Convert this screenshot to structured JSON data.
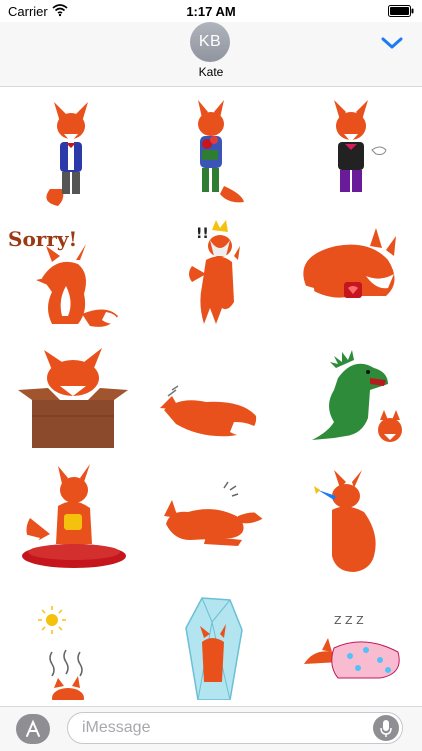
{
  "status_bar": {
    "carrier": "Carrier",
    "time": "1:17 AM"
  },
  "header": {
    "avatar_initials": "KB",
    "contact_name": "Kate",
    "collapse_icon": "chevron-down-icon"
  },
  "stickers": [
    {
      "name": "fox-in-suit"
    },
    {
      "name": "fox-with-flowers"
    },
    {
      "name": "fox-in-tuxedo"
    },
    {
      "name": "fox-sorry",
      "text": "Sorry!"
    },
    {
      "name": "fox-with-crown",
      "text": "!!"
    },
    {
      "name": "fox-crouching-heart"
    },
    {
      "name": "fox-in-box"
    },
    {
      "name": "fox-sleeping"
    },
    {
      "name": "fox-with-dinosaur"
    },
    {
      "name": "fox-on-cushion"
    },
    {
      "name": "fox-lying-down"
    },
    {
      "name": "fox-party-horn"
    },
    {
      "name": "fox-hot-sun"
    },
    {
      "name": "fox-in-ice"
    },
    {
      "name": "fox-under-blanket",
      "text": "Z Z Z"
    }
  ],
  "compose": {
    "placeholder": "iMessage",
    "apps_icon": "app-store-icon",
    "mic_icon": "microphone-icon"
  },
  "colors": {
    "fox": "#e8511b",
    "accent": "#1a7cf5",
    "avatar": "#9da1a9"
  }
}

================================

§ **Exercise description**: Search the data for "down". Copy every matching line.

§ **Exercise output**:
    "collapse_icon": "chevron-down-icon"
      "name": "fox-lying-down"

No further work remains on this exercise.